EXERCISE PROMPT
Show each line of the data below that has the string "subtitle" in it.

Dataset records

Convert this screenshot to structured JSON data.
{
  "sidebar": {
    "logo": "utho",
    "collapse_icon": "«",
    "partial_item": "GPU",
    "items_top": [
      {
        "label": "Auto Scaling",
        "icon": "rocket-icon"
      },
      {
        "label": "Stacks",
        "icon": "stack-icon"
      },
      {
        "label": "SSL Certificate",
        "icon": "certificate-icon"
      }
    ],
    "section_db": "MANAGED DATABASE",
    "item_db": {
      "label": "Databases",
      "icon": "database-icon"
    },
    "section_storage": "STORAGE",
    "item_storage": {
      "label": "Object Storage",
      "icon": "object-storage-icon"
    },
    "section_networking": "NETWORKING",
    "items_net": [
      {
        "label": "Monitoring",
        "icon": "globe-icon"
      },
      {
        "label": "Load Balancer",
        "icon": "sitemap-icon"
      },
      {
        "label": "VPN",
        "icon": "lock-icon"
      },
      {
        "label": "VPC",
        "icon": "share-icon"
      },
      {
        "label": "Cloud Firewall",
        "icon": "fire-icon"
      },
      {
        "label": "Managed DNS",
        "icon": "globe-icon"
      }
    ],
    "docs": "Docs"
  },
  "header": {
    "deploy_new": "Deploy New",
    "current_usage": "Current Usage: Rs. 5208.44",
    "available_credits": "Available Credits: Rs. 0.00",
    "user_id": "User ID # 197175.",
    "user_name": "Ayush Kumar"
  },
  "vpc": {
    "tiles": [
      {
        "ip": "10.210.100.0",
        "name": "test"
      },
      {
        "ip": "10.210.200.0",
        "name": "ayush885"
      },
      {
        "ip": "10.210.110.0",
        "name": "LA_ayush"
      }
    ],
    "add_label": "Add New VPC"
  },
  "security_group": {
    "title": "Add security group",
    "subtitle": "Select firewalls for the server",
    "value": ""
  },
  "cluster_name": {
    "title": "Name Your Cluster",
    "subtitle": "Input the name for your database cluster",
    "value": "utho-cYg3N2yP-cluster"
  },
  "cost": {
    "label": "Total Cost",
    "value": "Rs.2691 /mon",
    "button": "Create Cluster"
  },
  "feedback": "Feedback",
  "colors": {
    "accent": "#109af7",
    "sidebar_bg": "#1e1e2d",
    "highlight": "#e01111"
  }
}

RESULT FOR THIS TASK
    "subtitle": "Select firewalls for the server",
    "subtitle": "Input the name for your database cluster",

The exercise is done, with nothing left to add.